--- EXERCISE DESCRIPTION ---
Everything in the listing except the pictures should be written out exactly.

--- INFORMATION SHOWN ---

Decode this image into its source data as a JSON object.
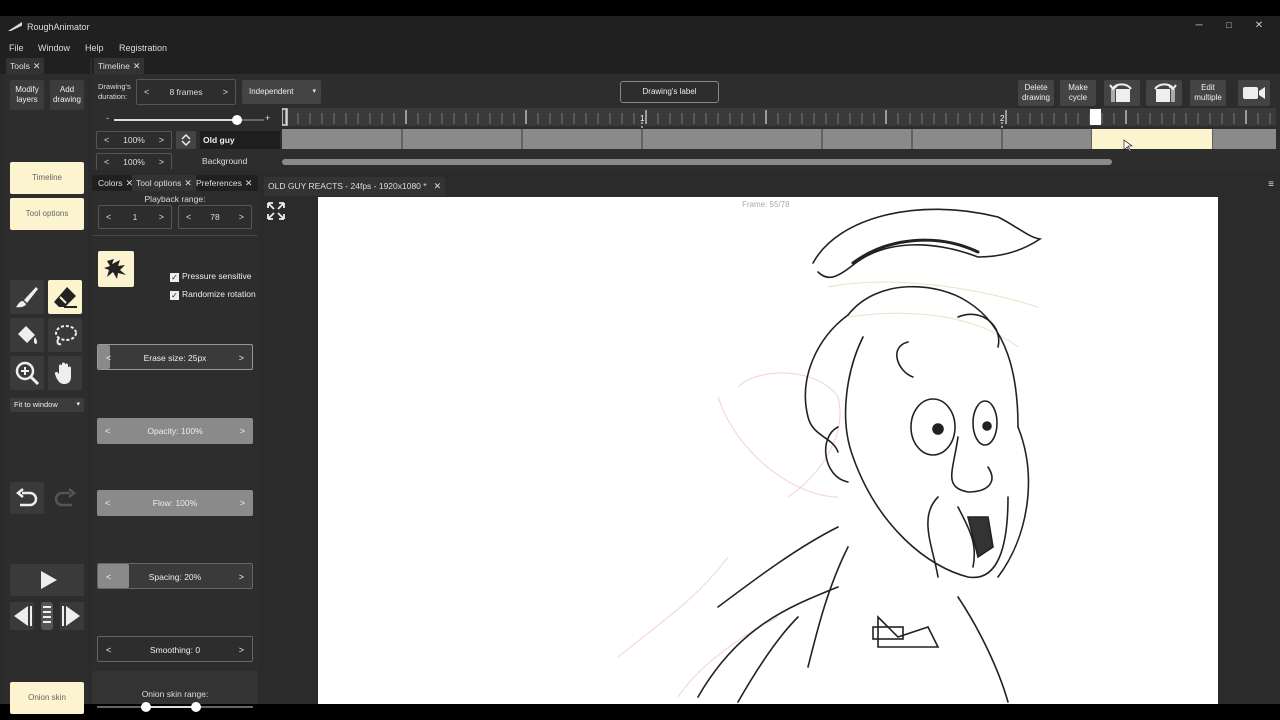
{
  "window": {
    "title": "RoughAnimator",
    "minimize": "─",
    "maximize": "□",
    "close": "✕"
  },
  "menu": {
    "file": "File",
    "window": "Window",
    "help": "Help",
    "registration": "Registration"
  },
  "tools_tab": {
    "label": "Tools",
    "close": "✕"
  },
  "tools": {
    "modify_layers": "Modify layers",
    "add_drawing": "Add drawing",
    "timeline": "Timeline",
    "tool_options": "Tool options",
    "fit": "Fit to window",
    "onion_skin": "Onion skin"
  },
  "timeline_tab": {
    "label": "Timeline",
    "close": "✕"
  },
  "timeline": {
    "duration_label": "Drawing's duration:",
    "duration_value": "8 frames",
    "mode": "Independent",
    "drawing_label": "Drawing's label",
    "delete_drawing": "Delete drawing",
    "make_cycle": "Make cycle",
    "edit_multiple": "Edit multiple",
    "zoom_minus": "-",
    "zoom_plus": "+",
    "marker_1": "1",
    "marker_2": "2",
    "layers": [
      {
        "opacity": "100%",
        "name": "Old guy"
      },
      {
        "opacity": "100%",
        "name": "Background"
      }
    ]
  },
  "side_tabs": [
    {
      "label": "Colors",
      "close": "✕"
    },
    {
      "label": "Tool options",
      "close": "✕"
    },
    {
      "label": "Preferences",
      "close": "✕"
    }
  ],
  "tool_options": {
    "playback_label": "Playback range:",
    "playback_start": "1",
    "playback_end": "78",
    "pressure": "Pressure sensitive",
    "randomize": "Randomize rotation",
    "erase_size": "Erase size: 25px",
    "opacity": "Opacity: 100%",
    "flow": "Flow: 100%",
    "spacing": "Spacing: 20%",
    "smoothing": "Smoothing: 0",
    "onion_label": "Onion skin range:"
  },
  "canvas_tab": {
    "label": "OLD GUY REACTS - 24fps - 1920x1080 *",
    "close": "✕"
  },
  "canvas": {
    "frame": "Frame: 55/78"
  },
  "colors": {
    "accent": "#fbf4cf",
    "panel": "#2d2d2d",
    "slider_fill": "#8a8a8a"
  }
}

--- EXPECTED OUTPUT ---
Decode this image into its source data as a JSON object.
{
  "window": {
    "title": "RoughAnimator",
    "minimize": "─",
    "maximize": "□",
    "close": "✕"
  },
  "menu": {
    "file": "File",
    "window": "Window",
    "help": "Help",
    "registration": "Registration"
  },
  "tools_tab": {
    "label": "Tools",
    "close": "✕"
  },
  "tools": {
    "modify_layers": "Modify layers",
    "add_drawing": "Add drawing",
    "timeline": "Timeline",
    "tool_options": "Tool options",
    "fit": "Fit to window",
    "onion_skin": "Onion skin"
  },
  "timeline_tab": {
    "label": "Timeline",
    "close": "✕"
  },
  "timeline": {
    "duration_label": "Drawing's duration:",
    "duration_value": "8 frames",
    "mode": "Independent",
    "drawing_label": "Drawing's label",
    "delete_drawing": "Delete drawing",
    "make_cycle": "Make cycle",
    "edit_multiple": "Edit multiple",
    "zoom_minus": "-",
    "zoom_plus": "+",
    "marker_1": "1",
    "marker_2": "2",
    "layers": [
      {
        "opacity": "100%",
        "name": "Old guy"
      },
      {
        "opacity": "100%",
        "name": "Background"
      }
    ]
  },
  "side_tabs": [
    {
      "label": "Colors",
      "close": "✕"
    },
    {
      "label": "Tool options",
      "close": "✕"
    },
    {
      "label": "Preferences",
      "close": "✕"
    }
  ],
  "tool_options": {
    "playback_label": "Playback range:",
    "playback_start": "1",
    "playback_end": "78",
    "pressure": "Pressure sensitive",
    "randomize": "Randomize rotation",
    "erase_size": "Erase size: 25px",
    "opacity": "Opacity: 100%",
    "flow": "Flow: 100%",
    "spacing": "Spacing: 20%",
    "smoothing": "Smoothing: 0",
    "onion_label": "Onion skin range:"
  },
  "canvas_tab": {
    "label": "OLD GUY REACTS - 24fps - 1920x1080 *",
    "close": "✕"
  },
  "canvas": {
    "frame": "Frame: 55/78"
  },
  "colors": {
    "accent": "#fbf4cf",
    "panel": "#2d2d2d",
    "slider_fill": "#8a8a8a"
  }
}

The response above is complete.